### Saved entries
|---|

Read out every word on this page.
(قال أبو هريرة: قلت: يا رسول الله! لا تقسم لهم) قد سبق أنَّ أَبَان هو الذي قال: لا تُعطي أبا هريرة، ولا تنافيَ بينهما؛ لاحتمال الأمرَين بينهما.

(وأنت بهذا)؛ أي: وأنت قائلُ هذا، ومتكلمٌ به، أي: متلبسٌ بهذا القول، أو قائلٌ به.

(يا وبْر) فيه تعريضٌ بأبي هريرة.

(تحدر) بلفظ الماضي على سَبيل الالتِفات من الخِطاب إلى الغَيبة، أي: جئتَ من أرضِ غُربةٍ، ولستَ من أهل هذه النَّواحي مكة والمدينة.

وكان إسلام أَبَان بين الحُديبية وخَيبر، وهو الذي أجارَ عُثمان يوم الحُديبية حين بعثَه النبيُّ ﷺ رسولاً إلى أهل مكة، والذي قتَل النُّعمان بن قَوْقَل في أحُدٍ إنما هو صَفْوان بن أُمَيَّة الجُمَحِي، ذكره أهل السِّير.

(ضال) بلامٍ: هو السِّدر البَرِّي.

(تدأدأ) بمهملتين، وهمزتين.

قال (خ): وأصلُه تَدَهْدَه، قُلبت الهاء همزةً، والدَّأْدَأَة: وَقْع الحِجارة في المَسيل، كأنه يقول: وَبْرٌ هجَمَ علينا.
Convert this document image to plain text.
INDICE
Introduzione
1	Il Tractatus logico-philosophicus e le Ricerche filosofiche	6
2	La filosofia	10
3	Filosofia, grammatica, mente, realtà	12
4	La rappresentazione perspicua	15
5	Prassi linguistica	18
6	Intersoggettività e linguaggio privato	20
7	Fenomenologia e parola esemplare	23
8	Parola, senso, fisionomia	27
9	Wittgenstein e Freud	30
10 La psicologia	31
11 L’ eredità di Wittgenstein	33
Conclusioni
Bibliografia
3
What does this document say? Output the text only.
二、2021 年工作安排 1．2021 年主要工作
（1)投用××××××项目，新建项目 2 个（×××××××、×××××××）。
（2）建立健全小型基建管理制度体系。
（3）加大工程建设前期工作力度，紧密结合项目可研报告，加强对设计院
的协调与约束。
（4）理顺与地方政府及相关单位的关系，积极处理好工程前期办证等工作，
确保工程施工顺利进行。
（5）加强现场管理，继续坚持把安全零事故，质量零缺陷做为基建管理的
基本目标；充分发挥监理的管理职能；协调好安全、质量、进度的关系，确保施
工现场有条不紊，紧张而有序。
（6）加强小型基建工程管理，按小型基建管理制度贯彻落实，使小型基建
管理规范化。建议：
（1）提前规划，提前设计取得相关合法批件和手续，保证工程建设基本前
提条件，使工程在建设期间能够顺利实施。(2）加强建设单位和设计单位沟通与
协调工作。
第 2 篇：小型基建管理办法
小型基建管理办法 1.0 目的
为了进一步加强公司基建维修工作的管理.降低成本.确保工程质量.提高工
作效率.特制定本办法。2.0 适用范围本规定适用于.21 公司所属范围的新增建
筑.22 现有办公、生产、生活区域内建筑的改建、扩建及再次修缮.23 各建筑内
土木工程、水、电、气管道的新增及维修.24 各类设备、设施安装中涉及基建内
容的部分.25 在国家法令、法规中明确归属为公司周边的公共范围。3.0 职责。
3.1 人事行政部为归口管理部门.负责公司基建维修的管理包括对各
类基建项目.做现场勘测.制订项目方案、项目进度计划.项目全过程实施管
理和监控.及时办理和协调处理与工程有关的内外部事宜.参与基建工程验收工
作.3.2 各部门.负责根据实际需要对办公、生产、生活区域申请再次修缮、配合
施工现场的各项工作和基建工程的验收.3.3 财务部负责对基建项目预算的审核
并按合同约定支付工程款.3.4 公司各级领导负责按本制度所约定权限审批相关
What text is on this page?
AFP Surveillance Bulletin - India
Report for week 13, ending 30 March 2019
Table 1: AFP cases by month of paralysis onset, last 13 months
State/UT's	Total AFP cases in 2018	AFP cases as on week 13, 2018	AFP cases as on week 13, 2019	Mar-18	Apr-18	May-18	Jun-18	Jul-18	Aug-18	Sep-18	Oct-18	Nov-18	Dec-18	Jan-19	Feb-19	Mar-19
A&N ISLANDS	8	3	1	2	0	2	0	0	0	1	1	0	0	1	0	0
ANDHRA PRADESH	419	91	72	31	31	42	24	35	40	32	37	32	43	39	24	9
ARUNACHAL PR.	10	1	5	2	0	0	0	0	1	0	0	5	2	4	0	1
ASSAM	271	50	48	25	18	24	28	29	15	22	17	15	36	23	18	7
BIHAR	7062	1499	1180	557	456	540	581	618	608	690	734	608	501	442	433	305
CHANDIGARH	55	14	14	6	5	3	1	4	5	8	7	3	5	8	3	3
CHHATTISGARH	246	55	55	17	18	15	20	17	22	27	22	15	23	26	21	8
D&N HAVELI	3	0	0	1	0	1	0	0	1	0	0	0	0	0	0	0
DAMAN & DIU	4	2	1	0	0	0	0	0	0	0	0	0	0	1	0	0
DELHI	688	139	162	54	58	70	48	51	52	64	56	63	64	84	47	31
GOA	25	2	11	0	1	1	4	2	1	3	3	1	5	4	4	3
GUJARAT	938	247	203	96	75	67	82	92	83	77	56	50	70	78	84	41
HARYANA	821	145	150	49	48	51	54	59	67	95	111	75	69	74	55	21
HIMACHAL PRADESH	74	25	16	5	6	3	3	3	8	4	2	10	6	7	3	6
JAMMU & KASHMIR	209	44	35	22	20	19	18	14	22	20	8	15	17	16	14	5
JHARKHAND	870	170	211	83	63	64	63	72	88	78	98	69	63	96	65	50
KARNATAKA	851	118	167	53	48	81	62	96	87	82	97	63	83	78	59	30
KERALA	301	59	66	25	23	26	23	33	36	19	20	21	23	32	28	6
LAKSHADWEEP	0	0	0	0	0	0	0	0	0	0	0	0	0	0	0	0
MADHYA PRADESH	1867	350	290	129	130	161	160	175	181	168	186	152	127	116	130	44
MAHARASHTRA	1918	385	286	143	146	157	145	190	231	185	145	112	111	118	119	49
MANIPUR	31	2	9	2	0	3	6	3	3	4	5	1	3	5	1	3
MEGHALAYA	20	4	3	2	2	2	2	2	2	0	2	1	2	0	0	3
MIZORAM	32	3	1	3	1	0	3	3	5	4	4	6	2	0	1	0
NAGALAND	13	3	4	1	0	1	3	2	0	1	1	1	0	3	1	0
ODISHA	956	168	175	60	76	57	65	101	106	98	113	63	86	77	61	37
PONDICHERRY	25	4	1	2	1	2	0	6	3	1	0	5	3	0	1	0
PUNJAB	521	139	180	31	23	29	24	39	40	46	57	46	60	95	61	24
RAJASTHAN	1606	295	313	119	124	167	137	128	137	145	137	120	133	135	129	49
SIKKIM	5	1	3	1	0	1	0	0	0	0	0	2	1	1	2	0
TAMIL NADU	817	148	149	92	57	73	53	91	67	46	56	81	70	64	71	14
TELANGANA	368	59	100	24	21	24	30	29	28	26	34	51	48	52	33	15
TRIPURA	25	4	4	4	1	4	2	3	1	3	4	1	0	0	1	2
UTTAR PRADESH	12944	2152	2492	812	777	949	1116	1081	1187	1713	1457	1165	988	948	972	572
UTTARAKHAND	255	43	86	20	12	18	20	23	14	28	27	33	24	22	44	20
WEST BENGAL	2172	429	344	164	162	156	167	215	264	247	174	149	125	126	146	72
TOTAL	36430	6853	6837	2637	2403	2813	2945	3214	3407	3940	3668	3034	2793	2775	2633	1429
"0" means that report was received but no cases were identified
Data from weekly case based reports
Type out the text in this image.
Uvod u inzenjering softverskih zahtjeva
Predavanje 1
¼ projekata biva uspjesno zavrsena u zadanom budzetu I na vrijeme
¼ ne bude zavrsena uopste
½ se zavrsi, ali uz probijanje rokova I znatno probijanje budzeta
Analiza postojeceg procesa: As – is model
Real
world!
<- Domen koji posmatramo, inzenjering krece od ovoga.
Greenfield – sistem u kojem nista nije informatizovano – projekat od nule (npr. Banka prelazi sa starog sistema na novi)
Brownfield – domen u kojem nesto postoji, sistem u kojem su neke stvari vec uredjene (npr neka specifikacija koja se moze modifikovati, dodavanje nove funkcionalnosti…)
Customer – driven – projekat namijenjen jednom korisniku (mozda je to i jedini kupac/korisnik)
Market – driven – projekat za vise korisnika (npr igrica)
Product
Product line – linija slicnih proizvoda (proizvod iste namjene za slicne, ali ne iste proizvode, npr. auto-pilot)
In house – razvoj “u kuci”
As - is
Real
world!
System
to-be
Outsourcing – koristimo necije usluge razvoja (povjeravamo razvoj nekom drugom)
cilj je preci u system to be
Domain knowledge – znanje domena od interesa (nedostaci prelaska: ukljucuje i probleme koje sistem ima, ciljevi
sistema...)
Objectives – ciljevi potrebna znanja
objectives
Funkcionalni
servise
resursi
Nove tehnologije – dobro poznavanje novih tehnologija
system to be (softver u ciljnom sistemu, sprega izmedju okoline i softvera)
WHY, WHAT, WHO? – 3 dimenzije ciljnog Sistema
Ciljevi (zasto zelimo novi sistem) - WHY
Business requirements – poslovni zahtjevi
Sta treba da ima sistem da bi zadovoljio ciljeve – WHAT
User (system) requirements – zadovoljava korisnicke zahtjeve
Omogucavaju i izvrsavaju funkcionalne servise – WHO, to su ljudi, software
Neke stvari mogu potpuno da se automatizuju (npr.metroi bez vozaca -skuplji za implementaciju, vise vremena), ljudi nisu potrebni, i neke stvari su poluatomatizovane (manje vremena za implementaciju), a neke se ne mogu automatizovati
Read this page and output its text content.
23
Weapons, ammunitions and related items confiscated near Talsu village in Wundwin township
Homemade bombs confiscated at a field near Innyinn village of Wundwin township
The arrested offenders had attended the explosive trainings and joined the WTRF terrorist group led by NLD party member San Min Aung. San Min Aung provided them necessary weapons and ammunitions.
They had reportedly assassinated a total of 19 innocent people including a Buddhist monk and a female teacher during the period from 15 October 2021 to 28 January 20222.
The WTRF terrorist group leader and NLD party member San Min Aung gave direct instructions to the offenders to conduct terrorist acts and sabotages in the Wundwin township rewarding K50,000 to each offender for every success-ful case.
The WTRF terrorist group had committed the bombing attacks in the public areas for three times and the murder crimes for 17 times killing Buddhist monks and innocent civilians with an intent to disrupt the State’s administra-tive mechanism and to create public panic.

|---|

### SET EXERCISE
Pull out every line from the one with "Read this page and output its text content." to the end of the listing, and output only those.

### EXERCISE SOLUTION
Read this page and output its text content.
23
Weapons, ammunitions and related items confiscated near Talsu village in Wundwin township
Homemade bombs confiscated at a field near Innyinn village of Wundwin township
The arrested offenders had attended the explosive trainings and joined the WTRF terrorist group led by NLD party member San Min Aung. San Min Aung provided them necessary weapons and ammunitions.
They had reportedly assassinated a total of 19 innocent people including a Buddhist monk and a female teacher during the period from 15 October 2021 to 28 January 20222.
The WTRF terrorist group leader and NLD party member San Min Aung gave direct instructions to the offenders to conduct terrorist acts and sabotages in the Wundwin township rewarding K50,000 to each offender for every success-ful case.
The WTRF terrorist group had committed the bombing attacks in the public areas for three times and the murder crimes for 17 times killing Buddhist monks and innocent civilians with an intent to disrupt the State’s administra-tive mechanism and to create public panic.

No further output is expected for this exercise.